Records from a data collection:
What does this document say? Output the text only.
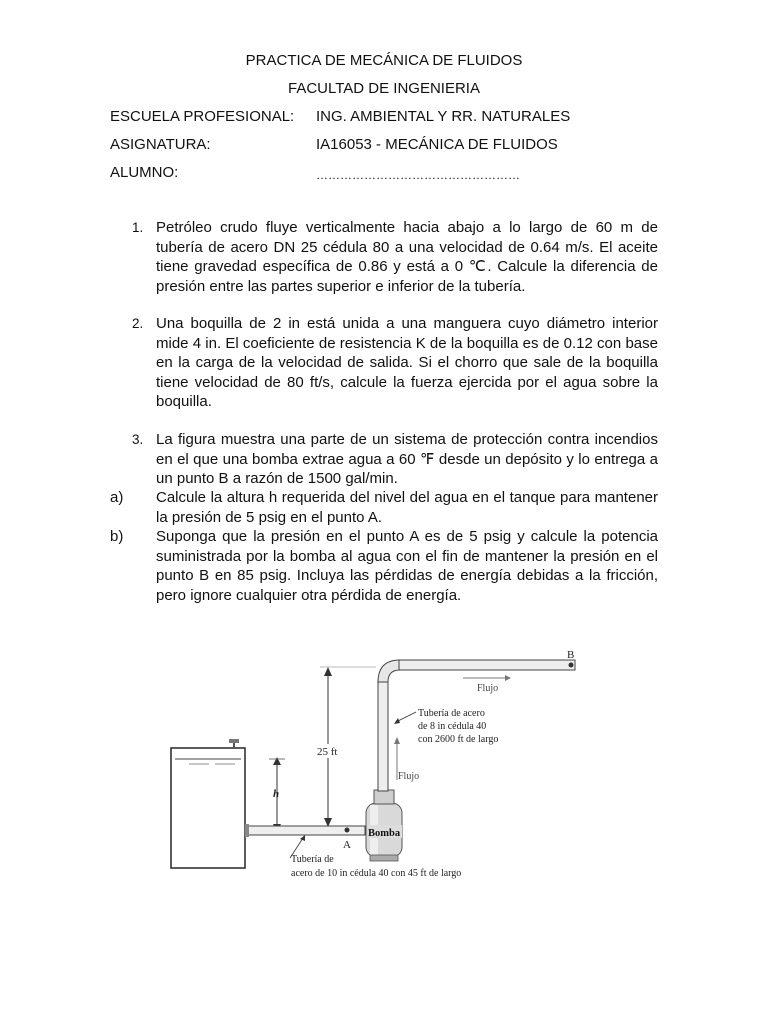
PRACTICA DE MECÁNICA DE FLUIDOS
FACULTAD DE INGENIERIA
ESCUELA PROFESIONAL: ING. AMBIENTAL Y RR. NATURALES
ASIGNATURA:	IA16053 - MECÁNICA DE FLUIDOS
ALUMNO:	……………………………………………
1. Petróleo crudo fluye verticalmente hacia abajo a lo largo de 60 m de tubería de acero DN 25 cédula 80 a una velocidad de 0.64 m/s. El aceite tiene gravedad específica de 0.86 y está a 0 ℃. Calcule la diferencia de presión entre las partes superior e inferior de la tubería.
2. Una boquilla de 2 in está unida a una manguera cuyo diámetro interior mide 4 in. El coeficiente de resistencia K de la boquilla es de 0.12 con base en la carga de la velocidad de salida. Si el chorro que sale de la boquilla tiene velocidad de 80 ft/s, calcule la fuerza ejercida por el agua sobre la boquilla.
3. La figura muestra una parte de un sistema de protección contra incendios en el que una bomba extrae agua a 60 ℉ desde un depósito y lo entrega a un punto B a razón de 1500 gal/min.
a) Calcule la altura h requerida del nivel del agua en el tanque para mantener la presión de 5 psig en el punto A.
b) Suponga que la presión en el punto A es de 5 psig y calcule la potencia suministrada por la bomba al agua con el fin de mantener la presión en el punto B en 85 psig. Incluya las pérdidas de energía debidas a la fricción, pero ignore cualquier otra pérdida de energía.
h
A
25 ft
Bomba
B
Flujo
Flujo
Tubería de acero de 8 in cédula 40 con 2600 ft de largo
Tubería de acero de 10 in cédula 40 con 45 ft de largo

* PROBLEM DETAILS
Collect each line holding the string "agua".

* SOLUTION BELOW
2. Una boquilla de 2 in está unida a una manguera cuyo diámetro interior mide 4 in. El coeficiente de resistencia K de la boquilla es de 0.12 con base en la carga de la velocidad de salida. Si el chorro que sale de la boquilla tiene velocidad de 80 ft/s, calcule la fuerza ejercida por el agua sobre la boquilla.
3. La figura muestra una parte de un sistema de protección contra incendios en el que una bomba extrae agua a 60 ℉ desde un depósito y lo entrega a un punto B a razón de 1500 gal/min.
a) Calcule la altura h requerida del nivel del agua en el tanque para mantener la presión de 5 psig en el punto A.
b) Suponga que la presión en el punto A es de 5 psig y calcule la potencia suministrada por la bomba al agua con el fin de mantener la presión en el punto B en 85 psig. Incluya las pérdidas de energía debidas a la fricción, pero ignore cualquier otra pérdida de energía.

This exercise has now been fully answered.